SOURCE TEXT:
»»

Melanie Friend is a photographic artist. From 2003-19 she was Reader in Photography in the School of Media, Film & Music at the University of Sussex. In the 1980s Friend worked extensively as a photojournalist, before focusing on the wider aspects of war through long-term projects, touring exhibitions and books. Earlier works include No Place Like Home: Echoes from Kosovo (Midnight Editions, USA, 2001), Border Country (2007, Belfast Exposed Gallery and The Winchester Gallery) and The Home Front (Dewi Lewis Publishing in association with Impressions Gallery, 2013). The Plain will be published in October 2020 (Dewi Lewis Publishing). See melaniefriend.com for details of forthcoming exhibitions.

Bomb stress ball. © Ricky Adam from Jill Gibbon’s chapter “This is not a bomb – matériel culture and the arms trade

PhotoOp, 2005. © kennardphillipps from Jane Quinn’s chapter “War art, digital media and the audience encounter

Jill Gibbon is an artist and activist working on a project documenting the international arms trade by visiting industry events undercover.  She has exhibited the project internationally, written The Etiquette of the Arms Trade (2018), and has drawings in the permanent collections of the Imperial War Museum and Peace Museum.  She is a Reader in Art at Leeds Beckett University.

««

Stored items from a collection:
»»

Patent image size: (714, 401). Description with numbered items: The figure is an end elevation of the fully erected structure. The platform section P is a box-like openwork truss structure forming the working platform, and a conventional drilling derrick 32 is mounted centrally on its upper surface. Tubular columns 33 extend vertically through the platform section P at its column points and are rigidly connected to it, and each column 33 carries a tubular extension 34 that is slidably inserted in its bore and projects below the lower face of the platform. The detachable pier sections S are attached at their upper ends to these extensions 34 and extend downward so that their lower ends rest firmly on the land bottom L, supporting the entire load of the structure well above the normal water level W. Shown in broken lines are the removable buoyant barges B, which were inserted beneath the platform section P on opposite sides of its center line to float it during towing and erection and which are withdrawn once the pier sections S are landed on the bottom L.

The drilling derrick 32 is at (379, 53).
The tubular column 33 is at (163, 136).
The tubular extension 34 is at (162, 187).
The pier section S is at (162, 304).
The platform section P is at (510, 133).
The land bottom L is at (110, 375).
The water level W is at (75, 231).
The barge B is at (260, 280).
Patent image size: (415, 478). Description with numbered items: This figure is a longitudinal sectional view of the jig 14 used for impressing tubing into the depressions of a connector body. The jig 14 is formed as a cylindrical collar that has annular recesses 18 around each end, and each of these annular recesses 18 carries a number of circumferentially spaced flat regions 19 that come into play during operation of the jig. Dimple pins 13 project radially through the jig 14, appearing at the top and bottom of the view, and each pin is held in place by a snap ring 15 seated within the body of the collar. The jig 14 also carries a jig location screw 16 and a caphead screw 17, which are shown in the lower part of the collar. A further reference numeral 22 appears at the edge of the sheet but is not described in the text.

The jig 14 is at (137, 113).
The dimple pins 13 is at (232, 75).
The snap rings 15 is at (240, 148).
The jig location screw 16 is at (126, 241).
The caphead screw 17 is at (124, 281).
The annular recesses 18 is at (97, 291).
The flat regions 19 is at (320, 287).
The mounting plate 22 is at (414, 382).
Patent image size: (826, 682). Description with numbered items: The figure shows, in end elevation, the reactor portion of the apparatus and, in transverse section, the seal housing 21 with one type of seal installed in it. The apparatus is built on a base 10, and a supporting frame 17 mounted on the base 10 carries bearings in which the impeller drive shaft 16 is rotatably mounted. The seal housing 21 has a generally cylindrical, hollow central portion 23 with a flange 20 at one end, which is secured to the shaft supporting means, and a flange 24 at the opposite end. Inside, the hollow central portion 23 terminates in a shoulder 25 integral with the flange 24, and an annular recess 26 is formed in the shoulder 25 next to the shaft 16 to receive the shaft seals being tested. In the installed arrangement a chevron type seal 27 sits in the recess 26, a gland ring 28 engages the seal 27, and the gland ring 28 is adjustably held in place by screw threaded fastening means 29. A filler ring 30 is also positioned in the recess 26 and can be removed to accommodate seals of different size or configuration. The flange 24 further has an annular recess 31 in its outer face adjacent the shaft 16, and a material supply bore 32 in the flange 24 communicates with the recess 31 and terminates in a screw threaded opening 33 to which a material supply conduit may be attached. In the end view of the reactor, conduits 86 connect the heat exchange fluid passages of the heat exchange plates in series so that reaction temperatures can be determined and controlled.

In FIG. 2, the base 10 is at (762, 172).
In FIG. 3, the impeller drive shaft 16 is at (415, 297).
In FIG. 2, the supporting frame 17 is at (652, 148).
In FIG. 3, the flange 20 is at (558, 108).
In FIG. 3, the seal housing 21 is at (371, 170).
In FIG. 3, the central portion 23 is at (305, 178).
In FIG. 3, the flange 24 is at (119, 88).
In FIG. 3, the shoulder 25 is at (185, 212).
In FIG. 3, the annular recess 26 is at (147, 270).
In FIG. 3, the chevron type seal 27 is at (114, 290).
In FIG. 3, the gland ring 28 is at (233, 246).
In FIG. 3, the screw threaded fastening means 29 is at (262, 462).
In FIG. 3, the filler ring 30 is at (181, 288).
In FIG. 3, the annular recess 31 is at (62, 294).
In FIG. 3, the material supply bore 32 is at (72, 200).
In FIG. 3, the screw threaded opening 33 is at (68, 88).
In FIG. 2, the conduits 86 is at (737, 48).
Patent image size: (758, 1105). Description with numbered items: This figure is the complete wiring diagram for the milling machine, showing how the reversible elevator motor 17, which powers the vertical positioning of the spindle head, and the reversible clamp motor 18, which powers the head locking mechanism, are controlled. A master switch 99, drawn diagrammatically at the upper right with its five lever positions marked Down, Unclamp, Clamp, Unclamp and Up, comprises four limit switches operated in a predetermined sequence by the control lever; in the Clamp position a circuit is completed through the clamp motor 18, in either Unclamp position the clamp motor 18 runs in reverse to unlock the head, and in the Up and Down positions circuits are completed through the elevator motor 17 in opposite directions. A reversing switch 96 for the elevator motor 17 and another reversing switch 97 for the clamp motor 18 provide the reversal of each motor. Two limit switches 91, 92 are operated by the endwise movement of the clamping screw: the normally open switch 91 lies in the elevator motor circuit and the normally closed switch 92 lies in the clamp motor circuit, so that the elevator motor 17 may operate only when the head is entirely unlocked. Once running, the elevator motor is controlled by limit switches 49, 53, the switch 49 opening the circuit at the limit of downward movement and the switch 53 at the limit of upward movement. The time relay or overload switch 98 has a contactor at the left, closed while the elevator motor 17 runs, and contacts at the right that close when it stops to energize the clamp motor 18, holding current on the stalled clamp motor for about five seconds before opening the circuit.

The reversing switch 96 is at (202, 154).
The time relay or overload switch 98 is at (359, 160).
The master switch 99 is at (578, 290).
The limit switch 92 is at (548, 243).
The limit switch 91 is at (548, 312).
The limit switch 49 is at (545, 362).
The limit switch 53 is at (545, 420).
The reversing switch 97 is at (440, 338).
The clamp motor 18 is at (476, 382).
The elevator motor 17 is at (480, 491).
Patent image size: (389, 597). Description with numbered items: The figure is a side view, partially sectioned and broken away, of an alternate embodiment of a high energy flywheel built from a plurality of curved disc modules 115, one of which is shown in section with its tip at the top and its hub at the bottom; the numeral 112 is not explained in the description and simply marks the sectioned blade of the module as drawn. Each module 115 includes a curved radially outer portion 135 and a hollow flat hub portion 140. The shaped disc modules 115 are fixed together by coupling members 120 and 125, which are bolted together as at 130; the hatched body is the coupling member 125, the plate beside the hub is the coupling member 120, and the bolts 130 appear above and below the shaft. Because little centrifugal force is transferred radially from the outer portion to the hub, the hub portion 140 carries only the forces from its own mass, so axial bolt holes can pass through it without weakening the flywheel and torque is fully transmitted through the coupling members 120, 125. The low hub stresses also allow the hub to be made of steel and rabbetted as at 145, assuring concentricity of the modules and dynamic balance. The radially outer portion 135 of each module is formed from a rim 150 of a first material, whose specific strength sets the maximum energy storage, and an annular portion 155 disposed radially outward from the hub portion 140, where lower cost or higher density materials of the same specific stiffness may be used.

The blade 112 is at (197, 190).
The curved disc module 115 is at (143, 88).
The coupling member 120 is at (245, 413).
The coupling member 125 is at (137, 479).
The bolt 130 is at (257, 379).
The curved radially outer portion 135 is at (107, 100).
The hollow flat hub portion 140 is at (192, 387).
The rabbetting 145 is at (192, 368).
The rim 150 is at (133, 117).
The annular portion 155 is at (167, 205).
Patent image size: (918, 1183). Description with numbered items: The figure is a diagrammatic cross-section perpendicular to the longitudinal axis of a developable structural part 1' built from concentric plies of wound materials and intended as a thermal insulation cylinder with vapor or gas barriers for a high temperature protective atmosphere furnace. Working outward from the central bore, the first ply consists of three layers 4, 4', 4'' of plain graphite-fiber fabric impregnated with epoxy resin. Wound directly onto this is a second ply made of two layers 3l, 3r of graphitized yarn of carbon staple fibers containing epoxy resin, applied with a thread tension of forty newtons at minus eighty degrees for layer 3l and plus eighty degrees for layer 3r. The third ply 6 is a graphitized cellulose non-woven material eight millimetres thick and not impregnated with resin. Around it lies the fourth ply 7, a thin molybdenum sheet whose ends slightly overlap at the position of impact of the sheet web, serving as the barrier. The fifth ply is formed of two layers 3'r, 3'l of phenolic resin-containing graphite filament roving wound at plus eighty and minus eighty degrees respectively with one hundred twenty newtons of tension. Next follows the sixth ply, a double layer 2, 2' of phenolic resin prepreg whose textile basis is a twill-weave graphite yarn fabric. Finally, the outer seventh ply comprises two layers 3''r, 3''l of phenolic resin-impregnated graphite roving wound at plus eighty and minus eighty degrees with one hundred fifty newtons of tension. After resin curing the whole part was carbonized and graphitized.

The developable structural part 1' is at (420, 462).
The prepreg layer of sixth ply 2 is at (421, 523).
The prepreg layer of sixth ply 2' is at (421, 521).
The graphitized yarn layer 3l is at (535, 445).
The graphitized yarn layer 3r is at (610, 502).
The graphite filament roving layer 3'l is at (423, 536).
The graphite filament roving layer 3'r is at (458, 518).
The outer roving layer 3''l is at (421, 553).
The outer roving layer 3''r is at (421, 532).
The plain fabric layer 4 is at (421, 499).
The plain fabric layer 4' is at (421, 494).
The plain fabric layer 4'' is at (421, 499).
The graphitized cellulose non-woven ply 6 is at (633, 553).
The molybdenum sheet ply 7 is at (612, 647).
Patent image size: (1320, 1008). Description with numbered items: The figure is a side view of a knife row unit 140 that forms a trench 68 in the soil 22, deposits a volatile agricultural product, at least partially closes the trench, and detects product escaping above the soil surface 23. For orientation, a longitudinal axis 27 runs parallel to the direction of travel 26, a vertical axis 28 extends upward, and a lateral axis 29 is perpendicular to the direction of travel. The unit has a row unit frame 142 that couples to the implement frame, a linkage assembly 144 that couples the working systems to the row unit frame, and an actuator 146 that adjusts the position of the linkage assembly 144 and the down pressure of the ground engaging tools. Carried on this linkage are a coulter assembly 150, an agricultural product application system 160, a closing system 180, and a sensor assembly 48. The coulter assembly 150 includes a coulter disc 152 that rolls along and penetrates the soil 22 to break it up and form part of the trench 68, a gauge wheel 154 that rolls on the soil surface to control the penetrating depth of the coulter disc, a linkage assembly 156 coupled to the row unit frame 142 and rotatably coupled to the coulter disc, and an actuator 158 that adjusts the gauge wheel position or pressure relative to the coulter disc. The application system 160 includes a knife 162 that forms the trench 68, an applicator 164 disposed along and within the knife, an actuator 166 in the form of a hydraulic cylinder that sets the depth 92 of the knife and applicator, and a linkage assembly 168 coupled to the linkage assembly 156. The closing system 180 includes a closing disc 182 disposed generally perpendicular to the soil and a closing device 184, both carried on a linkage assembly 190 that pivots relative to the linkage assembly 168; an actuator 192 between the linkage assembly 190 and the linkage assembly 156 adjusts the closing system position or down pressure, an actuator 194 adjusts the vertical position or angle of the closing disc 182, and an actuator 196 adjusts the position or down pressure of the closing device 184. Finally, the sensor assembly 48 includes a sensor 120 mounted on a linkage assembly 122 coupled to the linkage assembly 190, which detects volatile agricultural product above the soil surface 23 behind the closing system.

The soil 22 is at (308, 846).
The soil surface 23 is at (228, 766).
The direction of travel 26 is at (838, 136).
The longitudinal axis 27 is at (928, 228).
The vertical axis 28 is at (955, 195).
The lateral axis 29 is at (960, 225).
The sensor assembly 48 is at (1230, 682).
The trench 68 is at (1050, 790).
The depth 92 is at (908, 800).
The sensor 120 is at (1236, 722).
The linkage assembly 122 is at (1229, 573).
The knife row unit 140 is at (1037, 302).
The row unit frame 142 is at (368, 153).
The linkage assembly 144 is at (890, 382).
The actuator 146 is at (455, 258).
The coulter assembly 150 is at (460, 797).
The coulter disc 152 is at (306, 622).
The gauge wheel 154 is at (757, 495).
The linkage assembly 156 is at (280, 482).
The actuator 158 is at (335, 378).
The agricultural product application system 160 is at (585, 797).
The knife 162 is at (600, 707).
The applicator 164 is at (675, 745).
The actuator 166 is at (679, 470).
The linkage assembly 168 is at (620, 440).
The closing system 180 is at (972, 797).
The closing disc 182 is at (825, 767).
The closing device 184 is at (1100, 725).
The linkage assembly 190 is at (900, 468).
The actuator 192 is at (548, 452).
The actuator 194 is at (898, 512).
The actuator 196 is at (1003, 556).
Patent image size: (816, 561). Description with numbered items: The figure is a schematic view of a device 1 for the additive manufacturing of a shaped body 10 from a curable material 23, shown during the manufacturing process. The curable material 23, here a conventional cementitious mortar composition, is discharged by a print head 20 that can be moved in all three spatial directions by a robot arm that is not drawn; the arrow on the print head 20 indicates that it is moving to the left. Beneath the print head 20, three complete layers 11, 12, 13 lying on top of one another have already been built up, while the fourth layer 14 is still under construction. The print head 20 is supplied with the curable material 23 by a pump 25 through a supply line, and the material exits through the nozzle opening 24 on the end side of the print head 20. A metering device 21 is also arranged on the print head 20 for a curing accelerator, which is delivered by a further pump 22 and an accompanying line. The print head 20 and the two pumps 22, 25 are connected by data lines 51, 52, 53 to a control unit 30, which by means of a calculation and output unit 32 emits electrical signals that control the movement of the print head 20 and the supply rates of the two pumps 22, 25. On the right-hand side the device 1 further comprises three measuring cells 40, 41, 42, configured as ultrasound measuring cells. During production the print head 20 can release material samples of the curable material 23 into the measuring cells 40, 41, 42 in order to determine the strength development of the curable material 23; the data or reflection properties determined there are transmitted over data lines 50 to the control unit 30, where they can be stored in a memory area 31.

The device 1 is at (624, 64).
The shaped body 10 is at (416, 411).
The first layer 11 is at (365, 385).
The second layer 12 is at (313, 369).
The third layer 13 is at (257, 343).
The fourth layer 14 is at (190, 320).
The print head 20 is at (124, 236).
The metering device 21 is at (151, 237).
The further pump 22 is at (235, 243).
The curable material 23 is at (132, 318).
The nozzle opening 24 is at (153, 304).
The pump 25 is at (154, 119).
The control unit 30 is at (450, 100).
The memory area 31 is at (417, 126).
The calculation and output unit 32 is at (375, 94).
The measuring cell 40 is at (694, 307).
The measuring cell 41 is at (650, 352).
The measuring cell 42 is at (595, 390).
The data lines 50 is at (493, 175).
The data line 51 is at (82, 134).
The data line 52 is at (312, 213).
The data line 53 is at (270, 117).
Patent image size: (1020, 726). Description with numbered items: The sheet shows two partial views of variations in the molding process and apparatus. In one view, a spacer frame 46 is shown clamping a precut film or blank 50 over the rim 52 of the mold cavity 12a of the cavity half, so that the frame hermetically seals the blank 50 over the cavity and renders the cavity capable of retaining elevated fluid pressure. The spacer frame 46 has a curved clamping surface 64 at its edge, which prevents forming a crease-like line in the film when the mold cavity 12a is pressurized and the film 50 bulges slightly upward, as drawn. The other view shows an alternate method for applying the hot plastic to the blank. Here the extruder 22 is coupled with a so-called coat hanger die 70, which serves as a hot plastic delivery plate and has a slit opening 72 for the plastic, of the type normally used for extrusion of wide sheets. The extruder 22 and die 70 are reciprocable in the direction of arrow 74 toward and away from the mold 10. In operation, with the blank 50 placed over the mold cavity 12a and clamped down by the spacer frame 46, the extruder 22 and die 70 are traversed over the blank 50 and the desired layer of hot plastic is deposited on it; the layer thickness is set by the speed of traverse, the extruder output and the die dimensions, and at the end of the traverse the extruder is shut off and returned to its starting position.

««

TASK TO COMPLETE:
Answer these questions from the text about the two artists:
1. At which university was Melanie Friend Reader in Photography from 2003-19?
2. Which publisher will bring out The Plain?
3. At which university is Jill Gibbon a Reader in Art?
The listing has no connection to the text about the two artists.

SOLUTION FOR THIS EXERCISE:
1. The University of Sussex
2. Dewi Lewis Publishing
3. Leeds Beckett University